__YOUR TASK__:
All records should be reproduced verbatim.
::::::::
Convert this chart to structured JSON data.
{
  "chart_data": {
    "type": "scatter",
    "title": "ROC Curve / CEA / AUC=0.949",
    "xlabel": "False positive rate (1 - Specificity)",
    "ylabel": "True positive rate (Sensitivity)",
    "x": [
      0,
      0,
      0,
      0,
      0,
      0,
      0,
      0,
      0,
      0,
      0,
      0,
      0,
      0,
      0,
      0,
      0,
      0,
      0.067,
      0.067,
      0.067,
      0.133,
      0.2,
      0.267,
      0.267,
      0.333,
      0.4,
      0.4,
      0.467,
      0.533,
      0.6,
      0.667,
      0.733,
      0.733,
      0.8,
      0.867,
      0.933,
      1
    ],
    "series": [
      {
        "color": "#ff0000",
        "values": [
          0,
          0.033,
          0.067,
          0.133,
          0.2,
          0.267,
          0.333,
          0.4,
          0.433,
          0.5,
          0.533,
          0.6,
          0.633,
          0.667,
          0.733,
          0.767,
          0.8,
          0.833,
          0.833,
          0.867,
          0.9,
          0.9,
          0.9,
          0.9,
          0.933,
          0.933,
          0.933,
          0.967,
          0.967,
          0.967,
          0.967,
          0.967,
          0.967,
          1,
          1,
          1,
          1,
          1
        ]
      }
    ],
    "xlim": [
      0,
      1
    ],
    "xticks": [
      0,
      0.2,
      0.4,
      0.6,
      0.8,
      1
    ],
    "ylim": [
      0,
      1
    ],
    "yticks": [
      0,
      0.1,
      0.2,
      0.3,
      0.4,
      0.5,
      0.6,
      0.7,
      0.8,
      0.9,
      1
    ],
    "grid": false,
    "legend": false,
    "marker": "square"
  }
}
::::::::
__THE RESPONSE__:
Convert this chart to structured JSON data.
{
  "chart_data": {
    "type": "scatter",
    "title": "ROC Curve / CEA / AUC=0.949",
    "xlabel": "False positive rate (1 - Specificity)",
    "ylabel": "True positive rate (Sensitivity)",
    "x": [
      0,
      0,
      0,
      0,
      0,
      0,
      0,
      0,
      0,
      0,
      0,
      0,
      0,
      0,
      0,
      0,
      0,
      0,
      0.067,
      0.067,
      0.067,
      0.133,
      0.2,
      0.267,
      0.267,
      0.333,
      0.4,
      0.4,
      0.467,
      0.533,
      0.6,
      0.667,
      0.733,
      0.733,
      0.8,
      0.867,
      0.933,
      1
    ],
    "series": [
      {
        "color": "#ff0000",
        "values": [
          0,
          0.033,
          0.067,
          0.133,
          0.2,
          0.267,
          0.333,
          0.4,
          0.433,
          0.5,
          0.533,
          0.6,
          0.633,
          0.667,
          0.733,
          0.767,
          0.8,
          0.833,
          0.833,
          0.867,
          0.9,
          0.9,
          0.9,
          0.9,
          0.933,
          0.933,
          0.933,
          0.967,
          0.967,
          0.967,
          0.967,
          0.967,
          0.967,
          1,
          1,
          1,
          1,
          1
        ]
      }
    ],
    "xlim": [
      0,
      1
    ],
    "xticks": [
      0,
      0.2,
      0.4,
      0.6,
      0.8,
      1
    ],
    "ylim": [
      0,
      1
    ],
    "yticks": [
      0,
      0.1,
      0.2,
      0.3,
      0.4,
      0.5,
      0.6,
      0.7,
      0.8,
      0.9,
      1
    ],
    "grid": false,
    "legend": false,
    "marker": "square"
  }
}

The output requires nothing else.